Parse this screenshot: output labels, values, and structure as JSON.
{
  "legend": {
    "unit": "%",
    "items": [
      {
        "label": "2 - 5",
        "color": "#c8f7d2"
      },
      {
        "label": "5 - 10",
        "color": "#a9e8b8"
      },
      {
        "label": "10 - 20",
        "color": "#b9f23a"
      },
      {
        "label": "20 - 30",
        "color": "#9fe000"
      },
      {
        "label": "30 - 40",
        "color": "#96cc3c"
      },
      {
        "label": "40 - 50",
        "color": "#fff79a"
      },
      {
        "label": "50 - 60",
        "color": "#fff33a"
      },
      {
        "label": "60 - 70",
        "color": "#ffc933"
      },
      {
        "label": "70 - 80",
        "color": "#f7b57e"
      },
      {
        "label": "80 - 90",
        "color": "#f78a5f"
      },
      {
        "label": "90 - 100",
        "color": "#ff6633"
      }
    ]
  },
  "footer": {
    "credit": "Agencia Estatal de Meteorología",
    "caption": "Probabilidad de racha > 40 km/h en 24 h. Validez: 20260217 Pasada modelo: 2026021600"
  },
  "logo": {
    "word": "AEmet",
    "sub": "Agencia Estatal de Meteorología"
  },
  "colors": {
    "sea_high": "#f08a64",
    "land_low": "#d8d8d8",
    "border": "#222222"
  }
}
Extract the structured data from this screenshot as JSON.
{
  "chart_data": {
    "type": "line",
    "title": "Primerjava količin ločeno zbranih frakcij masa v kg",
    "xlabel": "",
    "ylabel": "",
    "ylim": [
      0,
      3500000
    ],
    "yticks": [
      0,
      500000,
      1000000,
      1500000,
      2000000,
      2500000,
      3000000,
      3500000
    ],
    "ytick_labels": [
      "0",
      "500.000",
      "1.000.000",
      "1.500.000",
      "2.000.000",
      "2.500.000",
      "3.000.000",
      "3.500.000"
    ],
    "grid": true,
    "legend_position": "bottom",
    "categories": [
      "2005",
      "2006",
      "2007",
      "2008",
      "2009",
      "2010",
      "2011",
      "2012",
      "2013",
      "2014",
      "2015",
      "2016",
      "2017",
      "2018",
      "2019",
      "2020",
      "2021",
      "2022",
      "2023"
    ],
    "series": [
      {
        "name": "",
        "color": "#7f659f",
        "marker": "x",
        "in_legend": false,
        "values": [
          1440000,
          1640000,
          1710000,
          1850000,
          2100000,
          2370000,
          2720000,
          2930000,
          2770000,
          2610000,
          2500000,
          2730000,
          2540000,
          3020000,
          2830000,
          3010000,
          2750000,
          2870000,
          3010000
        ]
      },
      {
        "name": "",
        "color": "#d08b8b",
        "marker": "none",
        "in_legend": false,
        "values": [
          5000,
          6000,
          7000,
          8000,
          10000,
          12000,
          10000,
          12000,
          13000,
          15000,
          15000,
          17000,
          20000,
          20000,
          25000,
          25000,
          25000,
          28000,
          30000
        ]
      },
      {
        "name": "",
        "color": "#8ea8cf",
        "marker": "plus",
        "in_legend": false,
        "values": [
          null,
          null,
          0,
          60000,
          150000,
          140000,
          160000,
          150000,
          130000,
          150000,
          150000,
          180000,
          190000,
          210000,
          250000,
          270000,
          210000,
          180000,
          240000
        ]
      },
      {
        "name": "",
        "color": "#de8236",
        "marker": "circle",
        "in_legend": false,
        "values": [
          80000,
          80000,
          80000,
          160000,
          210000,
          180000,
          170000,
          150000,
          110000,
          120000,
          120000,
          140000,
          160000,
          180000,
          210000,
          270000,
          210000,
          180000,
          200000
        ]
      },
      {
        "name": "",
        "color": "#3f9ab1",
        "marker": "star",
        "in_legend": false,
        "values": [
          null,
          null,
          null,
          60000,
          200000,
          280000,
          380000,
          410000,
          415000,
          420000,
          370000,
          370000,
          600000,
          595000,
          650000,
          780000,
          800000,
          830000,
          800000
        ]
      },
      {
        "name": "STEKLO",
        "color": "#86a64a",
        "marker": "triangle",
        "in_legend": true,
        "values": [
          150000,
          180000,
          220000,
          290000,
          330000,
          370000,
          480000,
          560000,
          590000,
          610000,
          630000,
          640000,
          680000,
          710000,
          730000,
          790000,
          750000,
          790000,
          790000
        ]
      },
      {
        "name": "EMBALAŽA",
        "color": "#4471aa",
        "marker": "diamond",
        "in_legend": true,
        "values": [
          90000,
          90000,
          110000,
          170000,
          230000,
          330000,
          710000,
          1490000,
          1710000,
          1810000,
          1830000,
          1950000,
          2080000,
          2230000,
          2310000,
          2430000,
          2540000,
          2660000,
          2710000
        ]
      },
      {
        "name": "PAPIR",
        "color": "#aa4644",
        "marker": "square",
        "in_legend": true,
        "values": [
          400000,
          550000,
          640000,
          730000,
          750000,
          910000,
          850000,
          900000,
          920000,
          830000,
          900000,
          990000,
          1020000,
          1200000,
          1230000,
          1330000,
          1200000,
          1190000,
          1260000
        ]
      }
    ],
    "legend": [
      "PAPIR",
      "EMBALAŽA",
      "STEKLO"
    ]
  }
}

# # # # # # #

Go through the lines above. Select every one that has the string "marker".

» **THE RESULT**
        "marker": "x",
        "marker": "none",
        "marker": "plus",
        "marker": "circle",
        "marker": "star",
        "marker": "triangle",
        "marker": "diamond",
        "marker": "square",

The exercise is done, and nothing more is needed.